----- Data to use

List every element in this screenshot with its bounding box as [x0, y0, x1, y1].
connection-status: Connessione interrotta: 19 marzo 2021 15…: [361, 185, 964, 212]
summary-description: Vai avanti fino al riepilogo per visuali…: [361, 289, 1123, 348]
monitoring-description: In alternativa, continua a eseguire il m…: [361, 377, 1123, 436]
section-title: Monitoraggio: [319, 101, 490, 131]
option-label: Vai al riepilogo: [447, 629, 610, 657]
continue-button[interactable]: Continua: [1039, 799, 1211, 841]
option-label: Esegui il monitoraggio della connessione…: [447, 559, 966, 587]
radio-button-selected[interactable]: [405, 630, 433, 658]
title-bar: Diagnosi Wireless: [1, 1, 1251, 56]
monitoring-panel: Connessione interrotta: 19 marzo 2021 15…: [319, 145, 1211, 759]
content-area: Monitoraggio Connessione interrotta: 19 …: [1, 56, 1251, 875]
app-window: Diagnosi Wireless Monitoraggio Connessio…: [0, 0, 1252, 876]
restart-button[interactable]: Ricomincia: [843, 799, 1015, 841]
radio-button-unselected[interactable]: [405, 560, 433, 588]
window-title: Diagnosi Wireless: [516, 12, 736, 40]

----------

> _To do_
Copy the material above line for line, without changing a single character.

> _The response_
List every element in this screenshot with its bounding box as [x0, y0, x1, y1].
connection-status: Connessione interrotta: 19 marzo 2021 15…: [361, 185, 964, 212]
summary-description: Vai avanti fino al riepilogo per visuali…: [361, 289, 1123, 348]
monitoring-description: In alternativa, continua a eseguire il m…: [361, 377, 1123, 436]
section-title: Monitoraggio: [319, 101, 490, 131]
option-label: Vai al riepilogo: [447, 629, 610, 657]
continue-button[interactable]: Continua: [1039, 799, 1211, 841]
option-label: Esegui il monitoraggio della connessione…: [447, 559, 966, 587]
radio-button-selected[interactable]: [405, 630, 433, 658]
title-bar: Diagnosi Wireless: [1, 1, 1251, 56]
monitoring-panel: Connessione interrotta: 19 marzo 2021 15…: [319, 145, 1211, 759]
content-area: Monitoraggio Connessione interrotta: 19 …: [1, 56, 1251, 875]
app-window: Diagnosi Wireless Monitoraggio Connessio…: [0, 0, 1252, 876]
restart-button[interactable]: Ricomincia: [843, 799, 1015, 841]
radio-button-unselected[interactable]: [405, 560, 433, 588]
window-title: Diagnosi Wireless: [516, 12, 736, 40]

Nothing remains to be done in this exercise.